**** INFORMATION SHOWN ****

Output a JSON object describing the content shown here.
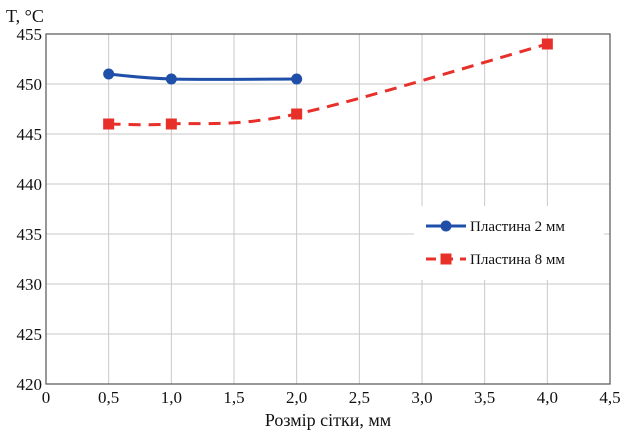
{
  "chart_data": {
    "type": "line",
    "ylabel": "T, °C",
    "xlabel": "Розмір сітки, мм",
    "xlim": [
      0,
      4.5
    ],
    "ylim": [
      420,
      455
    ],
    "x_ticks": [
      "0",
      "0,5",
      "1,0",
      "1,5",
      "2,0",
      "2,5",
      "3,0",
      "3,5",
      "4,0",
      "4,5"
    ],
    "x_tick_values": [
      0,
      0.5,
      1.0,
      1.5,
      2.0,
      2.5,
      3.0,
      3.5,
      4.0,
      4.5
    ],
    "y_ticks": [
      "420",
      "425",
      "430",
      "435",
      "440",
      "445",
      "450",
      "455"
    ],
    "y_tick_values": [
      420,
      425,
      430,
      435,
      440,
      445,
      450,
      455
    ],
    "grid": "vertical and horizontal",
    "legend_position": "right",
    "series": [
      {
        "name": "Пластина 2 мм",
        "color": "#1f4fa8",
        "marker": "circle",
        "line_style": "solid",
        "x": [
          0.5,
          1.0,
          2.0
        ],
        "y": [
          451,
          450.5,
          450.5
        ]
      },
      {
        "name": "Пластина 8 мм",
        "color": "#e8302a",
        "marker": "square",
        "line_style": "dashed",
        "x": [
          0.5,
          1.0,
          2.0,
          4.0
        ],
        "y": [
          446,
          446,
          447,
          454
        ]
      }
    ]
  }
}
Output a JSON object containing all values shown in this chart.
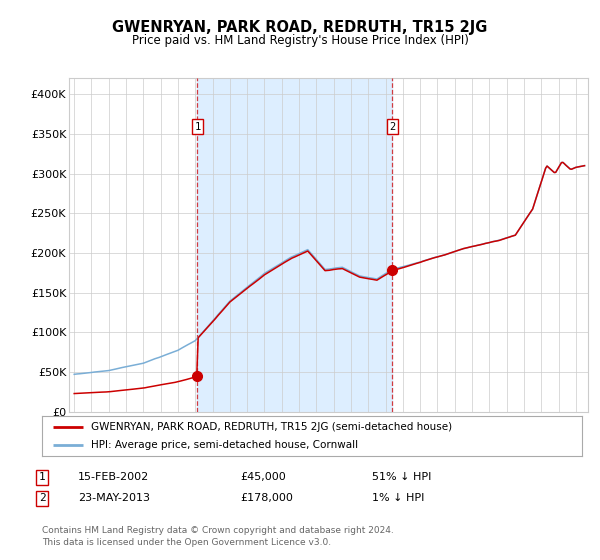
{
  "title": "GWENRYAN, PARK ROAD, REDRUTH, TR15 2JG",
  "subtitle": "Price paid vs. HM Land Registry's House Price Index (HPI)",
  "sale1_year": 2002.12,
  "sale1_price": 45000,
  "sale2_year": 2013.39,
  "sale2_price": 178000,
  "ylim": [
    0,
    420000
  ],
  "yticks": [
    0,
    50000,
    100000,
    150000,
    200000,
    250000,
    300000,
    350000,
    400000
  ],
  "ytick_labels": [
    "£0",
    "£50K",
    "£100K",
    "£150K",
    "£200K",
    "£250K",
    "£300K",
    "£350K",
    "£400K"
  ],
  "xlim_start": 1994.7,
  "xlim_end": 2024.7,
  "xtick_start": 1995,
  "xtick_end": 2024,
  "legend1_label": "GWENRYAN, PARK ROAD, REDRUTH, TR15 2JG (semi-detached house)",
  "legend2_label": "HPI: Average price, semi-detached house, Cornwall",
  "note1_text": "15-FEB-2002",
  "note1_price": "£45,000",
  "note1_hpi": "51% ↓ HPI",
  "note2_text": "23-MAY-2013",
  "note2_price": "£178,000",
  "note2_hpi": "1% ↓ HPI",
  "footer": "Contains HM Land Registry data © Crown copyright and database right 2024.\nThis data is licensed under the Open Government Licence v3.0.",
  "line_red": "#cc0000",
  "line_blue": "#7aaed6",
  "shade_color": "#ddeeff",
  "bg_color": "#ffffff",
  "grid_color": "#cccccc",
  "label_box_color": "#cc0000"
}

****

__WRITTEN REQUEST__. Transcribe every entry word for word, but omit the pictures.

__EXERCISE OUTPUT__.
Output a JSON object describing the content shown here.
{
  "chart_data": {
    "type": "line",
    "ylabel": "T, °C",
    "xlabel": "Розмір сітки, мм",
    "xlim": [
      0,
      4.5
    ],
    "ylim": [
      420,
      455
    ],
    "x_ticks": [
      "0",
      "0,5",
      "1,0",
      "1,5",
      "2,0",
      "2,5",
      "3,0",
      "3,5",
      "4,0",
      "4,5"
    ],
    "x_tick_values": [
      0,
      0.5,
      1.0,
      1.5,
      2.0,
      2.5,
      3.0,
      3.5,
      4.0,
      4.5
    ],
    "y_ticks": [
      "420",
      "425",
      "430",
      "435",
      "440",
      "445",
      "450",
      "455"
    ],
    "y_tick_values": [
      420,
      425,
      430,
      435,
      440,
      445,
      450,
      455
    ],
    "grid": "vertical and horizontal",
    "legend_position": "right",
    "series": [
      {
        "name": "Пластина 2 мм",
        "color": "#1f4fa8",
        "marker": "circle",
        "line_style": "solid",
        "x": [
          0.5,
          1.0,
          2.0
        ],
        "y": [
          451,
          450.5,
          450.5
        ]
      },
      {
        "name": "Пластина 8 мм",
        "color": "#e8302a",
        "marker": "square",
        "line_style": "dashed",
        "x": [
          0.5,
          1.0,
          2.0,
          4.0
        ],
        "y": [
          446,
          446,
          447,
          454
        ]
      }
    ]
  }
}
Output a JSON object containing all values shown in this chart.
{
  "title": "GWENRYAN, PARK ROAD, REDRUTH, TR15 2JG",
  "subtitle": "Price paid vs. HM Land Registry's House Price Index (HPI)",
  "sale1_year": 2002.12,
  "sale1_price": 45000,
  "sale2_year": 2013.39,
  "sale2_price": 178000,
  "ylim": [
    0,
    420000
  ],
  "yticks": [
    0,
    50000,
    100000,
    150000,
    200000,
    250000,
    300000,
    350000,
    400000
  ],
  "ytick_labels": [
    "£0",
    "£50K",
    "£100K",
    "£150K",
    "£200K",
    "£250K",
    "£300K",
    "£350K",
    "£400K"
  ],
  "xlim_start": 1994.7,
  "xlim_end": 2024.7,
  "xtick_start": 1995,
  "xtick_end": 2024,
  "legend1_label": "GWENRYAN, PARK ROAD, REDRUTH, TR15 2JG (semi-detached house)",
  "legend2_label": "HPI: Average price, semi-detached house, Cornwall",
  "note1_text": "15-FEB-2002",
  "note1_price": "£45,000",
  "note1_hpi": "51% ↓ HPI",
  "note2_text": "23-MAY-2013",
  "note2_price": "£178,000",
  "note2_hpi": "1% ↓ HPI",
  "footer": "Contains HM Land Registry data © Crown copyright and database right 2024.\nThis data is licensed under the Open Government Licence v3.0.",
  "line_red": "#cc0000",
  "line_blue": "#7aaed6",
  "shade_color": "#ddeeff",
  "bg_color": "#ffffff",
  "grid_color": "#cccccc",
  "label_box_color": "#cc0000"
}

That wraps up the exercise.